--- start RECORDS ---

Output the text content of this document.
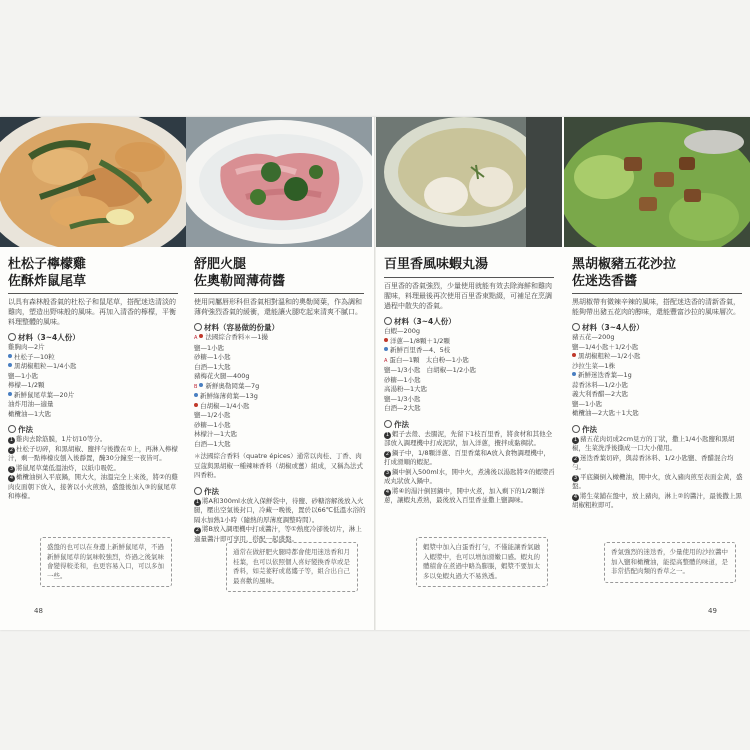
杜松子檸檬雞
佐酥炸鼠尾草
以具有森林般香氣的杜松子和鼠尾草，搭配迷迭清淡的雞肉，塑造出野味般的風味。再加入清香的檸檬，平衡料理整體的風味。
材料（3~4人份）
雞胸肉—2片
杜松子—10粒
黑胡椒粗粒—1/4小匙
鹽—1小匙
檸檬—1/2顆
新鮮鼠尾草葉—20片
油炸用油—適量
橄欖油—1大匙
作法
1 雞肉去除筋膜，1片切10等分。
2 杜松子切碎，和黑胡椒、鹽拌勻後撒在①上，再淋入檸檬汁，剩一點檸檬皮刨入後靜置，醃30分鐘至一夜皆可。
3 將鼠尾草葉低溫油炸，以紙巾吸乾。
4 橄欖油倒入平底鍋，開大火，油溫完全上來後，將②的雞肉皮面朝下放入，接著以小火煎熟，盛盤後加入③的鼠尾草和檸檬。
盛盤的也可以在身邊上新鮮鼠尾草，不過新鮮鼠尾草的氣味較強烈，炸過之後氣味會變得較柔和，也更容易入口，可以多加一些。
48
舒肥火腿
佐奧勒岡薄荷醬
使用同屬唇形科但香氣相對溫和的奧勒岡葉，作為調和薄荷強烈香氣的緩衝，還能讓火腿吃起來清爽不膩口。
材料（容易做的份量）
A 法國綜合香料＊—1撮
鹽—1小匙
砂糖—1小匙
白酒—1大匙
豬梅花火腿—400g
B 新鮮奧勒岡葉—7g
新鮮綠薄荷葉—13g
白胡椒—1/4小匙
鹽—1/2小匙
砂糖—1小匙
林檬汁—1大匙
白酒—1大匙
＊法國綜合香料（quatre épices）通常以肉桂、丁香、肉豆蔻與黑胡椒一種辣味香料（胡椒或薑）組成，又稱為法式四香粉。
作法
1 將A和300ml水放入保鮮袋中，待鹽、砂糖溶解後放入火腿，壓出空氣後封口，冷藏一晚後，置於以66℃低溫水浴的隔水加熱1小時（隨熱的厚薄度調整時間）。
2 將B放入調理機中打成醬汁，等①熱度冷卻後切片，淋上適量醬汁即可享用，搭配一起盛盤。
通常在做舒肥火腿時都會使用迷迭香和月桂葉，也可以依照個人喜好變換香草或是香料，如芫荽籽或葛縷子等，組合出自己最喜歡的風味。
百里香風味蝦丸湯
百里香的香氣強烈，少量使用就能有效去除海鮮和雞肉腥味，料理最後再次使用百里香束點綴，可補足在烹調過程中散失的香氣。
材料（3~4人份）
白蝦—200g
洋蔥—1/8顆＋1/2顆
新鮮百里香—4、5枝
A 蛋白—1顆 太白粉—1小匙
鹽—1/3小匙 白胡椒—1/2小匙
砂糖—1小匙
高湯粉—1大匙
鹽—1/3小匙
白酒—2大匙
作法
1 蝦子去殼、去腸泥，先留下1枝百里香，將食材和其他全部放入調理機中打成泥狀，加入洋蔥，攪拌成黏稠狀。
2 鍋子中，1/8顆洋蔥、百里香葉和A放入食物調理機中，打成滑順的蝦泥。
3 鍋中倒入500ml水，開中火，煮沸後以湯匙將②的蝦漿舀成丸狀放入鍋中。
4 將④的湯汁倒回鍋中，開中火煮，加入剩下的1/2顆洋蔥，讓蝦丸煮熟，最後放入百里香並撒上鹽調味。
蝦漿中加入白蛋香打勻，不僅能讓香氣融入蝦漿中，也可以增加滑嫩口感。蝦丸的體積會在煮過中略為膨脹，蝦漿不要加太多以免蝦丸過大不易熟透。
黑胡椒豬五花沙拉
佐迷迭香醬
黑胡椒帶有微辣辛辣的風味，搭配迷迭香的清新香氣，能夠帶出豬五花肉的醇味，還能豐富沙拉的風味層次。
材料（3~4人份）
豬五花—200g
鹽—1/4小匙＋1/2小匙
黑胡椒粗粒—1/2小匙
沙拉生菜—1株
新鮮迷迭香葉—1g
蒜香沐料—1/2小匙
義大利香醋—2大匙
鹽—1小匙
橄欖油—2大匙＋1大匙
作法
1 豬五花肉切成2cm見方的丁狀，撒上1/4小匙鹽和黑胡椒，生菜洗淨後撕成一口大小備用。
2 迷迭香葉切碎，與蒜香沐料、1/2小匙鹽、香醋混合均勻。
3 平底鍋倒入橄欖油，開中火，放入豬肉煎至表面金黃，盛盤。
4 將生菜鋪在盤中，放上豬肉，淋上②的醬汁，最後撒上黑胡椒粗粒即可。
香氣強烈的迷迭香，少量使用的沙拉醬中加入鹽和橄欖油，能提高整體的味道，是非常搭配肉類的香草之一。
49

--- end RECORDS ---

PROBLEM STATEMENT:
Find all the lines containing "法國綜合香料" in the material, then copy them.

WRITTEN RESPONSE:
A 法國綜合香料＊—1撮
＊法國綜合香料（quatre épices）通常以肉桂、丁香、肉豆蔻與黑胡椒一種辣味香料（胡椒或薑）組成，又稱為法式四香粉。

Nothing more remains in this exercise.